Work through the material below line by line and say how many lines include the word "таможенным". Only the number, please.
◇ ◇ ◇
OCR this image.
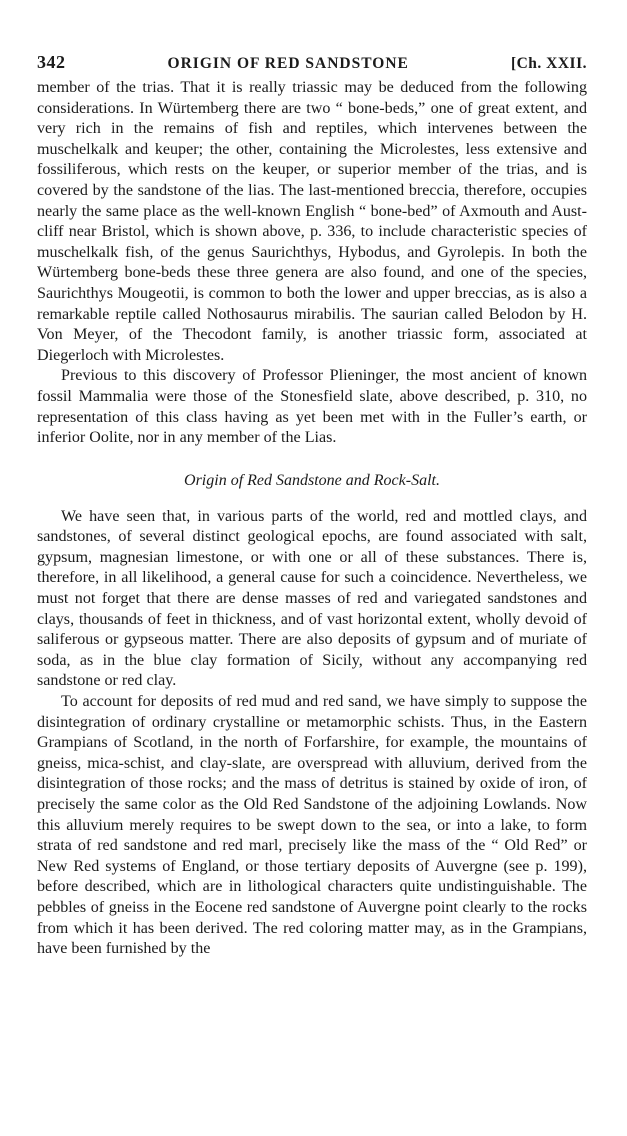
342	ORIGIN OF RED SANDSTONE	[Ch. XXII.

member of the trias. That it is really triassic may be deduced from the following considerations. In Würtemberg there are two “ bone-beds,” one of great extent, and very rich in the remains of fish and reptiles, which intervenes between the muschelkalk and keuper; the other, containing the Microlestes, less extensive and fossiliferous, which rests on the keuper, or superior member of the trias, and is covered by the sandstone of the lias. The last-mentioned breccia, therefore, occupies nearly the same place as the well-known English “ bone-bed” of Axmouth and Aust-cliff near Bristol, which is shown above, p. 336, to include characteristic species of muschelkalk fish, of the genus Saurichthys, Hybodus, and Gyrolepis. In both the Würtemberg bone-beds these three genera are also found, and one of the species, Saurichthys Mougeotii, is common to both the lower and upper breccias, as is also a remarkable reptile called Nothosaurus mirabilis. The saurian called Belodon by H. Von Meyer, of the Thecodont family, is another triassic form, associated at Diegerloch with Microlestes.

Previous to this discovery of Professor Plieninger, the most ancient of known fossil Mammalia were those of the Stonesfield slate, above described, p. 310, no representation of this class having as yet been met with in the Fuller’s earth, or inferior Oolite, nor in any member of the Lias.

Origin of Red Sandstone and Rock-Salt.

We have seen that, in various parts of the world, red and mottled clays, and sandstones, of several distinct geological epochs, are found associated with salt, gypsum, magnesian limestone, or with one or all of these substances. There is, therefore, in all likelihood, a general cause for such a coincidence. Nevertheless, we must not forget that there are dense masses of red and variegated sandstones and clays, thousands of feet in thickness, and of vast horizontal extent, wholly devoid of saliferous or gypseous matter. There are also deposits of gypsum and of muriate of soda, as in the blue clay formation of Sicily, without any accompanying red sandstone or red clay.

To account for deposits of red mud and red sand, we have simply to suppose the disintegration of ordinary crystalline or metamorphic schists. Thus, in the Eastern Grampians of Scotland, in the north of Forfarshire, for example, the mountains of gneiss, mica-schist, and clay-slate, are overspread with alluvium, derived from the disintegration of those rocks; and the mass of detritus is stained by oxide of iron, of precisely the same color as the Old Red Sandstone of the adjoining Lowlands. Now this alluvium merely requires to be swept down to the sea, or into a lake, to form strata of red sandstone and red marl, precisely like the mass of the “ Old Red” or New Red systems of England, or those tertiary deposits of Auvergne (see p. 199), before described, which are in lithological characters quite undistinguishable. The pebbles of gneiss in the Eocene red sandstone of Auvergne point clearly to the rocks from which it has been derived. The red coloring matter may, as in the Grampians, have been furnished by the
◇ ◇ ◇
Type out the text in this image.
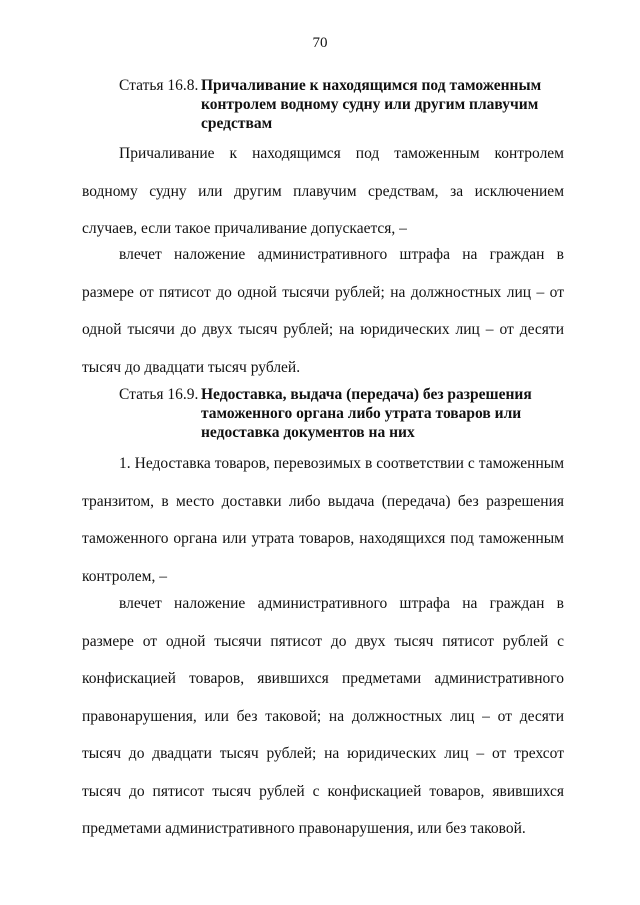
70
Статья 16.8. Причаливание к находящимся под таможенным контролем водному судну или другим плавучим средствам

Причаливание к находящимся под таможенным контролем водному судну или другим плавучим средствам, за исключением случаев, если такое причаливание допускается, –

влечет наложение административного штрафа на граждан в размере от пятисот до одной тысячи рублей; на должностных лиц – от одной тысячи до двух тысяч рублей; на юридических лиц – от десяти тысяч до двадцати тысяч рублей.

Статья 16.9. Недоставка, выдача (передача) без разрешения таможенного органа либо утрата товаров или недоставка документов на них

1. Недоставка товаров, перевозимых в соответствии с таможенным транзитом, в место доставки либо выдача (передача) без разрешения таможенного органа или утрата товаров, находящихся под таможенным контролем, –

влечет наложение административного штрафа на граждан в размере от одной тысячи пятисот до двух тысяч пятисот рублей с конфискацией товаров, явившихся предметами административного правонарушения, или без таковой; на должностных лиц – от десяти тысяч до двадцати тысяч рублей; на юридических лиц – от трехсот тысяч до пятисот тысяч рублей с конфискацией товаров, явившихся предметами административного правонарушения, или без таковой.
◇ ◇ ◇
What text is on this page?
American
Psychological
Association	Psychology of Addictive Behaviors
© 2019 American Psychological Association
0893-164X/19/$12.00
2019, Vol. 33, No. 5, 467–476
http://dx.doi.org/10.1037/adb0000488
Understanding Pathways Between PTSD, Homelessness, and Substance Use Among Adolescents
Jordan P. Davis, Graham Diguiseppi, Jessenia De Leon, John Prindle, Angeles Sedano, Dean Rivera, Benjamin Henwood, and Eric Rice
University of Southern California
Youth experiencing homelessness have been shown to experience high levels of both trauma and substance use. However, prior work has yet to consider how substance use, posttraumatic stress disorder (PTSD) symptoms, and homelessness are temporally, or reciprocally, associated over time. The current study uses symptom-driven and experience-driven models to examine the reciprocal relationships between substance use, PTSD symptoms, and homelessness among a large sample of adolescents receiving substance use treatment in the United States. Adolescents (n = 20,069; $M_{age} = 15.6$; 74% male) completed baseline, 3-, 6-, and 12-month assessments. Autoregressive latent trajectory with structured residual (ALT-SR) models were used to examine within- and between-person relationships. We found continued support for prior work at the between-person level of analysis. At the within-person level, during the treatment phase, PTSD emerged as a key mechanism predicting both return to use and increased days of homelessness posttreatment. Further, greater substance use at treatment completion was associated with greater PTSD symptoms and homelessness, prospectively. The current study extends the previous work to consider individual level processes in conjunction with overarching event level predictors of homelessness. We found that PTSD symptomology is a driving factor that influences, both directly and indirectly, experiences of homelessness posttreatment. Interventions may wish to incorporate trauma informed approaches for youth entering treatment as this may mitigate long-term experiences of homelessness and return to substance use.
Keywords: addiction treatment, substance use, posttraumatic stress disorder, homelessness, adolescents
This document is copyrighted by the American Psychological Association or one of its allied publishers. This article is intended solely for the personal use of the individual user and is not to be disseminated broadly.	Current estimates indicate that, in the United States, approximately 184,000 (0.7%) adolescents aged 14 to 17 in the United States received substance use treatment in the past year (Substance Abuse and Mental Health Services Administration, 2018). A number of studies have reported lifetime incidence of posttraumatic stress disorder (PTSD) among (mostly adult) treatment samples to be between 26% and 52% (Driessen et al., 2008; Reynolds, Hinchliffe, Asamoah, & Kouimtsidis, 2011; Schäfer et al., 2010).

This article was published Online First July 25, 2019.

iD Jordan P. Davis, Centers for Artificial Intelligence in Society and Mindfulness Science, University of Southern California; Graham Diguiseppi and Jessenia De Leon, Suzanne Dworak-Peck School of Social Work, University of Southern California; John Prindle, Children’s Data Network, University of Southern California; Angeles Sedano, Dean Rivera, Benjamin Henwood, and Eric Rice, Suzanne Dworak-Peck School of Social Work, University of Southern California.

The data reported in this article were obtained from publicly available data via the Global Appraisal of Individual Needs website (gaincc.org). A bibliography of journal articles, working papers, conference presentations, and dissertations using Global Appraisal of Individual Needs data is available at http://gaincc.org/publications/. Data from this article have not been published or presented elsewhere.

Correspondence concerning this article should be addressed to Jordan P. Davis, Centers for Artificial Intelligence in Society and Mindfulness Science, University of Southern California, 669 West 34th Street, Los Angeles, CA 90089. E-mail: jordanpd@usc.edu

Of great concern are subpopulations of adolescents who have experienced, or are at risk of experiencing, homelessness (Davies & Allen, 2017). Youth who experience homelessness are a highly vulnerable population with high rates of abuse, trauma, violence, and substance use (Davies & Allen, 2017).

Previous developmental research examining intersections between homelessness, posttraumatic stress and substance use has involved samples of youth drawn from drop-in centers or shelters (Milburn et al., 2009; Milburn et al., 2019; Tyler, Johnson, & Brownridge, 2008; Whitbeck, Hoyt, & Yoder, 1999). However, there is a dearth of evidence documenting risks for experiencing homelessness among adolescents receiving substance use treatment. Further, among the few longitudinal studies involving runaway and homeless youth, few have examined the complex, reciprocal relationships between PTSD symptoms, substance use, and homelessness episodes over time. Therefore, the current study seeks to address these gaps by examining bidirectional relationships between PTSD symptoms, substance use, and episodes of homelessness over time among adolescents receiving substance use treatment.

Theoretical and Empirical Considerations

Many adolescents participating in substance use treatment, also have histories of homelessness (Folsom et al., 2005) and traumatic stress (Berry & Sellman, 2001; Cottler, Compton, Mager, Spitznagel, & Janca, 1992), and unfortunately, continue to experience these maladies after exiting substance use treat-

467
◇ ◇ ◇
FULL OUTPUT: 3